**Task description:**
Look through the listing below and give the number of lines that hold "grid". Say nothing more.

Chart and figure data:
══════════════════════════════
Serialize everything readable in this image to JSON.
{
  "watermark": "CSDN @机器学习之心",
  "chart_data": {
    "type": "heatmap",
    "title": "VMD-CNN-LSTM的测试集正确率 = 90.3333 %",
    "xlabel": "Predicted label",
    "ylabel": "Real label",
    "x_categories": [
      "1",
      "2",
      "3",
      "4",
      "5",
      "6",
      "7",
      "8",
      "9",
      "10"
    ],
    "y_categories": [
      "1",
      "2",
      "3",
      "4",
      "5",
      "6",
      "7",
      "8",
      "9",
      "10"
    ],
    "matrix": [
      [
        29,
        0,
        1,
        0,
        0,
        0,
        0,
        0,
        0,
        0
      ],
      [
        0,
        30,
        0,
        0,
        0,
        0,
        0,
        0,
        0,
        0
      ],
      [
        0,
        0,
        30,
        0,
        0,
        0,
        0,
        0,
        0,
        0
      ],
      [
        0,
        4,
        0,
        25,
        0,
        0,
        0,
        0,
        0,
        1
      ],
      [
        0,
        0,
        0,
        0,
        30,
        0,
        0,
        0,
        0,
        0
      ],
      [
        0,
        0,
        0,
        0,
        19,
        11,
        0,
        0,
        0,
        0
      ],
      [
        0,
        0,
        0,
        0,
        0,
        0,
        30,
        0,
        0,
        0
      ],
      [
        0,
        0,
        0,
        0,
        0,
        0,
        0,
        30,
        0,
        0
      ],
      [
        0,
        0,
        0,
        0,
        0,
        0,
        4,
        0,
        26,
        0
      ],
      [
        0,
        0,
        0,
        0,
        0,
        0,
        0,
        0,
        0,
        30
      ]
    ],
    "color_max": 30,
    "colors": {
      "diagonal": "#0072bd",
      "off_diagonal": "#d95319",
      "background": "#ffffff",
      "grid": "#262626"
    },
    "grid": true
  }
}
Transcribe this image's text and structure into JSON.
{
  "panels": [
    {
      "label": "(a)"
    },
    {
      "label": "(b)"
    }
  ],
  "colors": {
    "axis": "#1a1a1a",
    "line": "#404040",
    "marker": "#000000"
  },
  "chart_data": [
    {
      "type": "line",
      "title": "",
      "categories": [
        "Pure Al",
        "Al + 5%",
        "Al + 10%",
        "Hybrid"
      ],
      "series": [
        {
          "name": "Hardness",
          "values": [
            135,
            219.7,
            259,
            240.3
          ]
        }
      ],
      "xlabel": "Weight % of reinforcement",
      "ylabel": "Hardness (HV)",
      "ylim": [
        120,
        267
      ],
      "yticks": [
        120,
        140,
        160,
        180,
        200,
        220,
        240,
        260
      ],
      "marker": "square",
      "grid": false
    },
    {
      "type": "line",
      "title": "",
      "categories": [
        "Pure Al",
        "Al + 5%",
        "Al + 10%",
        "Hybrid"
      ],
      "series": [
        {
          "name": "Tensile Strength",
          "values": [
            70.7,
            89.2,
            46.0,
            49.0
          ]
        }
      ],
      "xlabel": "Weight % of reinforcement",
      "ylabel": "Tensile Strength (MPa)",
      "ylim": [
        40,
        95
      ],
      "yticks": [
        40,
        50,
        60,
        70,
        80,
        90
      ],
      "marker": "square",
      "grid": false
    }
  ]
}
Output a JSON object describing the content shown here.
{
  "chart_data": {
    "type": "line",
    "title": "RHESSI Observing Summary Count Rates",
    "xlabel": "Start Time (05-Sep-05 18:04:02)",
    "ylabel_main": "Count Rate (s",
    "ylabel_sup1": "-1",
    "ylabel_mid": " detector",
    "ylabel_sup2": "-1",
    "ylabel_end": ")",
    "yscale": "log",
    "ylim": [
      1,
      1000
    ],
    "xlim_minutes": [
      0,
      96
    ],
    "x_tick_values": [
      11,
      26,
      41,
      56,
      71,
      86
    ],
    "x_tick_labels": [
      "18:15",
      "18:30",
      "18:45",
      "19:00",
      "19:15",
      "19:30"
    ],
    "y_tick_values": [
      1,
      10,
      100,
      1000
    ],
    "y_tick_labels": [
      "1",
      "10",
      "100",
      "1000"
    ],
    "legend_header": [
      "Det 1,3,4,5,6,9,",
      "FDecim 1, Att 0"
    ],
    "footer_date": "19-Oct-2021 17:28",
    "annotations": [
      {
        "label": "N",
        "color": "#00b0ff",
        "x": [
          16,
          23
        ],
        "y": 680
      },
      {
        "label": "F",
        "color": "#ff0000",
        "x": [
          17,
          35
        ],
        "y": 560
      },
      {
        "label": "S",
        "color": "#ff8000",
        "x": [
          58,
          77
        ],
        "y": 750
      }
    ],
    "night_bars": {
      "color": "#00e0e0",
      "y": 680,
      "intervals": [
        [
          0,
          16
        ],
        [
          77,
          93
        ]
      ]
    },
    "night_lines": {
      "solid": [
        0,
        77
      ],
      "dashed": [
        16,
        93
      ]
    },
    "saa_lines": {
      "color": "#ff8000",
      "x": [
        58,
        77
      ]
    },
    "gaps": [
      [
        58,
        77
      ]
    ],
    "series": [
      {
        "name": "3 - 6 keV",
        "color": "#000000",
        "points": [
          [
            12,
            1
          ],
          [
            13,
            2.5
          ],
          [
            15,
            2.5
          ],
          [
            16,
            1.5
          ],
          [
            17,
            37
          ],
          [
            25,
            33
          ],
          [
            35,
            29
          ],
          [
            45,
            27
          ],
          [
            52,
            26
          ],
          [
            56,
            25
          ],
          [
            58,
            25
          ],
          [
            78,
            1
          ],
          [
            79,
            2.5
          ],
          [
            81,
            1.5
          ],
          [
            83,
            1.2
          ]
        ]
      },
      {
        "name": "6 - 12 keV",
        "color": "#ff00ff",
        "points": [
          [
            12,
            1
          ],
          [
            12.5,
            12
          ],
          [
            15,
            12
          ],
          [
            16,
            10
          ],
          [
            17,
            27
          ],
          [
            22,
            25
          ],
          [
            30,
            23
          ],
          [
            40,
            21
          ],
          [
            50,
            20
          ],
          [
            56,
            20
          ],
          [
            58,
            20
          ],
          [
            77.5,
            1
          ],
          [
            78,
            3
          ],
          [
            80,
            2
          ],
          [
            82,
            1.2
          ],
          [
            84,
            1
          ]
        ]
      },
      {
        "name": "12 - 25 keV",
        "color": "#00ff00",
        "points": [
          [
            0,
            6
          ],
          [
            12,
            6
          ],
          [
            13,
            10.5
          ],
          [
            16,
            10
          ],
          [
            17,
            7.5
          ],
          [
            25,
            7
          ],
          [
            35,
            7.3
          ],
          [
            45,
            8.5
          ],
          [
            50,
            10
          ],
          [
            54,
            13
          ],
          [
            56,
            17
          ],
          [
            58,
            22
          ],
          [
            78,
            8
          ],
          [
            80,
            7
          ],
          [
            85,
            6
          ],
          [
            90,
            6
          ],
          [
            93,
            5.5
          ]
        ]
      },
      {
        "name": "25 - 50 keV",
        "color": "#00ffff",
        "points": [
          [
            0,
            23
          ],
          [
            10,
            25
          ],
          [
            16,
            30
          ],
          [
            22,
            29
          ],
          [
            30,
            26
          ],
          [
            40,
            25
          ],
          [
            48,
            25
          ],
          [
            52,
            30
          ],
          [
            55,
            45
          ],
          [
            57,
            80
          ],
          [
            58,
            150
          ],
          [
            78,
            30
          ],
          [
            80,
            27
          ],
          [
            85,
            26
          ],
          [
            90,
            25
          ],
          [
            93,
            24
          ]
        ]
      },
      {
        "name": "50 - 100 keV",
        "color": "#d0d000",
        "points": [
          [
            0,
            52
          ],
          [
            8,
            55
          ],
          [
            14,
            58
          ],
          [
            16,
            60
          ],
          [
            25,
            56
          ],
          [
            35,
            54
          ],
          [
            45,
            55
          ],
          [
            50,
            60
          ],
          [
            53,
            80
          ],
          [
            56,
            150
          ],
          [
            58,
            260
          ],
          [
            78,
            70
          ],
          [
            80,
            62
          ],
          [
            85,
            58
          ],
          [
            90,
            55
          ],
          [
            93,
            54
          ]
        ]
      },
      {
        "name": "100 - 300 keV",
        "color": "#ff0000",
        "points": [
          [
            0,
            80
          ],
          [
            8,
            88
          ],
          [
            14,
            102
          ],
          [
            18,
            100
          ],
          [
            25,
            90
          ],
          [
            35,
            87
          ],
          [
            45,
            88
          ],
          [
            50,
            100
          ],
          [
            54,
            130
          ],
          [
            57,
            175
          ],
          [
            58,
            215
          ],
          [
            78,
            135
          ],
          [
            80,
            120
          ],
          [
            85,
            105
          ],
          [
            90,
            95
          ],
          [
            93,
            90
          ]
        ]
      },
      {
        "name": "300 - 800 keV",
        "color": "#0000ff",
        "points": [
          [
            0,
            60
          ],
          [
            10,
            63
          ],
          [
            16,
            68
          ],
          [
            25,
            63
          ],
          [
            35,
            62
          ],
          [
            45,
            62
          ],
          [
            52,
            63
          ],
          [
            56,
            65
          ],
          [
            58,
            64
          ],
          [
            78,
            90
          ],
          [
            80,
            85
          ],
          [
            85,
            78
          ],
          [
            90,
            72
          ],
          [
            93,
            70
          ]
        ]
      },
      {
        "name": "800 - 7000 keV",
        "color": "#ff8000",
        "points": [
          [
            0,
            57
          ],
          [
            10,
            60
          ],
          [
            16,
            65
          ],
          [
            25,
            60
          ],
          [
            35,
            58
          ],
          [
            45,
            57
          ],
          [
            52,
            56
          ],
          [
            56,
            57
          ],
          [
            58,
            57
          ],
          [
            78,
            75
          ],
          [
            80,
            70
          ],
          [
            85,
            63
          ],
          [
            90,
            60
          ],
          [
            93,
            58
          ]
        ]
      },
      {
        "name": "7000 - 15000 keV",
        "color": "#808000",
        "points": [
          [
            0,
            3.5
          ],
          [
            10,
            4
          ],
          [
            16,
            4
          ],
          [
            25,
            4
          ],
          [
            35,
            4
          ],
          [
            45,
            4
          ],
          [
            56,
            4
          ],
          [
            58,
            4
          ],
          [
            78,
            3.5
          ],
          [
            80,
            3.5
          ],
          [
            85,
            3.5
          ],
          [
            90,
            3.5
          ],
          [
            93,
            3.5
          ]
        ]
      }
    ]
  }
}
══════════════════════════════
**Solution to this problem:**
4